STATED EXERCISE: Reproduce every entry below precisely; do not include the pictures.

PROVIDED MATERIAL:

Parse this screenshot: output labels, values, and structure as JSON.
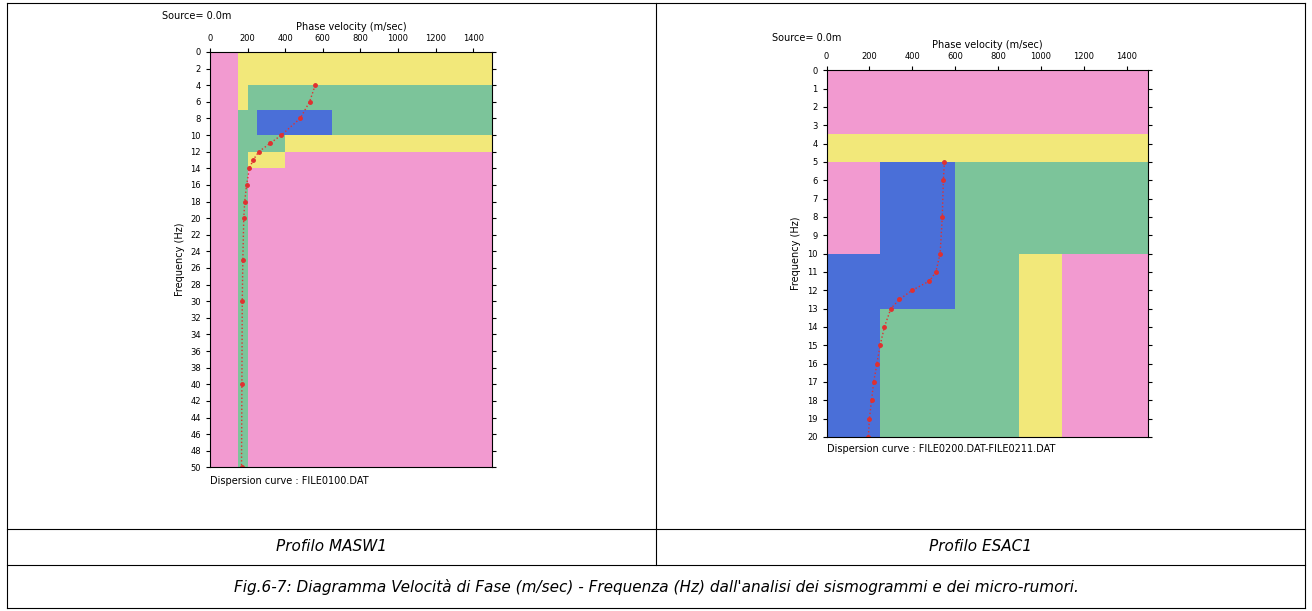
{
  "chart_data": [
    {
      "type": "heatmap",
      "panel_label": "Profilo MASW1",
      "source_label": "Source= 0.0m",
      "x_label": "Phase velocity (m/sec)",
      "y_label": "Frequency (Hz)",
      "footer": "Dispersion curve : FILE0100.DAT",
      "xlim": [
        0,
        1500
      ],
      "xticks": [
        0,
        200,
        400,
        600,
        800,
        1000,
        1200,
        1400
      ],
      "ylim": [
        50,
        0
      ],
      "yticks": [
        0,
        2,
        4,
        6,
        8,
        10,
        12,
        14,
        16,
        18,
        20,
        22,
        24,
        26,
        28,
        30,
        32,
        34,
        36,
        38,
        40,
        42,
        44,
        46,
        48,
        50
      ],
      "colors": [
        "#f29ad0",
        "#f2e87a",
        "#7cc49a",
        "#4a6fd8"
      ],
      "cell_x": [
        0,
        150,
        200,
        250,
        400,
        650,
        1500
      ],
      "cell_y": [
        0,
        4,
        7,
        10,
        12,
        14,
        50
      ],
      "cells": [
        [
          0,
          1,
          1,
          1,
          1,
          1
        ],
        [
          0,
          1,
          2,
          2,
          2,
          2
        ],
        [
          0,
          2,
          2,
          3,
          3,
          2
        ],
        [
          0,
          2,
          2,
          2,
          1,
          1
        ],
        [
          0,
          2,
          1,
          1,
          0,
          0
        ],
        [
          0,
          2,
          0,
          0,
          0,
          0
        ]
      ],
      "series": [
        {
          "type": "line",
          "color": "#e03030",
          "marker": "o",
          "line_style": "dotted",
          "x": [
            560,
            530,
            480,
            380,
            320,
            260,
            230,
            210,
            195,
            185,
            180,
            175,
            172,
            170,
            168
          ],
          "y": [
            4,
            6,
            8,
            10,
            11,
            12,
            13,
            14,
            16,
            18,
            20,
            25,
            30,
            40,
            50
          ]
        }
      ]
    },
    {
      "type": "heatmap",
      "panel_label": "Profilo ESAC1",
      "source_label": "Source= 0.0m",
      "x_label": "Phase velocity (m/sec)",
      "y_label": "Frequency (Hz)",
      "footer": "Dispersion curve : FILE0200.DAT-FILE0211.DAT",
      "xlim": [
        0,
        1500
      ],
      "xticks": [
        0,
        200,
        400,
        600,
        800,
        1000,
        1200,
        1400
      ],
      "ylim": [
        20,
        0
      ],
      "yticks": [
        0,
        1,
        2,
        3,
        4,
        5,
        6,
        7,
        8,
        9,
        10,
        11,
        12,
        13,
        14,
        15,
        16,
        17,
        18,
        19,
        20
      ],
      "colors": [
        "#f29ad0",
        "#f2e87a",
        "#7cc49a",
        "#4a6fd8"
      ],
      "cell_x": [
        0,
        250,
        600,
        900,
        1100,
        1500
      ],
      "cell_y": [
        0,
        3.5,
        5,
        10,
        13,
        20
      ],
      "cells": [
        [
          0,
          0,
          0,
          0,
          0
        ],
        [
          1,
          1,
          1,
          1,
          1
        ],
        [
          0,
          3,
          2,
          2,
          2
        ],
        [
          3,
          3,
          2,
          1,
          0
        ],
        [
          3,
          2,
          2,
          1,
          0
        ]
      ],
      "series": [
        {
          "type": "line",
          "color": "#e03030",
          "marker": "o",
          "line_style": "dotted",
          "x": [
            550,
            545,
            540,
            530,
            510,
            480,
            400,
            340,
            300,
            270,
            250,
            235,
            220,
            210,
            200,
            195
          ],
          "y": [
            5,
            6,
            8,
            10,
            11,
            11.5,
            12,
            12.5,
            13,
            14,
            15,
            16,
            17,
            18,
            19,
            20
          ]
        }
      ]
    }
  ],
  "caption": "Fig.6-7: Diagramma Velocità di Fase (m/sec) - Frequenza (Hz) dall'analisi dei sismogrammi e dei micro-rumori."
}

RESPONSE FOR THIS EXERCISE:
Parse this screenshot: output labels, values, and structure as JSON.
{
  "chart_data": [
    {
      "type": "heatmap",
      "panel_label": "Profilo MASW1",
      "source_label": "Source= 0.0m",
      "x_label": "Phase velocity (m/sec)",
      "y_label": "Frequency (Hz)",
      "footer": "Dispersion curve : FILE0100.DAT",
      "xlim": [
        0,
        1500
      ],
      "xticks": [
        0,
        200,
        400,
        600,
        800,
        1000,
        1200,
        1400
      ],
      "ylim": [
        50,
        0
      ],
      "yticks": [
        0,
        2,
        4,
        6,
        8,
        10,
        12,
        14,
        16,
        18,
        20,
        22,
        24,
        26,
        28,
        30,
        32,
        34,
        36,
        38,
        40,
        42,
        44,
        46,
        48,
        50
      ],
      "colors": [
        "#f29ad0",
        "#f2e87a",
        "#7cc49a",
        "#4a6fd8"
      ],
      "cell_x": [
        0,
        150,
        200,
        250,
        400,
        650,
        1500
      ],
      "cell_y": [
        0,
        4,
        7,
        10,
        12,
        14,
        50
      ],
      "cells": [
        [
          0,
          1,
          1,
          1,
          1,
          1
        ],
        [
          0,
          1,
          2,
          2,
          2,
          2
        ],
        [
          0,
          2,
          2,
          3,
          3,
          2
        ],
        [
          0,
          2,
          2,
          2,
          1,
          1
        ],
        [
          0,
          2,
          1,
          1,
          0,
          0
        ],
        [
          0,
          2,
          0,
          0,
          0,
          0
        ]
      ],
      "series": [
        {
          "type": "line",
          "color": "#e03030",
          "marker": "o",
          "line_style": "dotted",
          "x": [
            560,
            530,
            480,
            380,
            320,
            260,
            230,
            210,
            195,
            185,
            180,
            175,
            172,
            170,
            168
          ],
          "y": [
            4,
            6,
            8,
            10,
            11,
            12,
            13,
            14,
            16,
            18,
            20,
            25,
            30,
            40,
            50
          ]
        }
      ]
    },
    {
      "type": "heatmap",
      "panel_label": "Profilo ESAC1",
      "source_label": "Source= 0.0m",
      "x_label": "Phase velocity (m/sec)",
      "y_label": "Frequency (Hz)",
      "footer": "Dispersion curve : FILE0200.DAT-FILE0211.DAT",
      "xlim": [
        0,
        1500
      ],
      "xticks": [
        0,
        200,
        400,
        600,
        800,
        1000,
        1200,
        1400
      ],
      "ylim": [
        20,
        0
      ],
      "yticks": [
        0,
        1,
        2,
        3,
        4,
        5,
        6,
        7,
        8,
        9,
        10,
        11,
        12,
        13,
        14,
        15,
        16,
        17,
        18,
        19,
        20
      ],
      "colors": [
        "#f29ad0",
        "#f2e87a",
        "#7cc49a",
        "#4a6fd8"
      ],
      "cell_x": [
        0,
        250,
        600,
        900,
        1100,
        1500
      ],
      "cell_y": [
        0,
        3.5,
        5,
        10,
        13,
        20
      ],
      "cells": [
        [
          0,
          0,
          0,
          0,
          0
        ],
        [
          1,
          1,
          1,
          1,
          1
        ],
        [
          0,
          3,
          2,
          2,
          2
        ],
        [
          3,
          3,
          2,
          1,
          0
        ],
        [
          3,
          2,
          2,
          1,
          0
        ]
      ],
      "series": [
        {
          "type": "line",
          "color": "#e03030",
          "marker": "o",
          "line_style": "dotted",
          "x": [
            550,
            545,
            540,
            530,
            510,
            480,
            400,
            340,
            300,
            270,
            250,
            235,
            220,
            210,
            200,
            195
          ],
          "y": [
            5,
            6,
            8,
            10,
            11,
            11.5,
            12,
            12.5,
            13,
            14,
            15,
            16,
            17,
            18,
            19,
            20
          ]
        }
      ]
    }
  ],
  "caption": "Fig.6-7: Diagramma Velocità di Fase (m/sec) - Frequenza (Hz) dall'analisi dei sismogrammi e dei micro-rumori."
}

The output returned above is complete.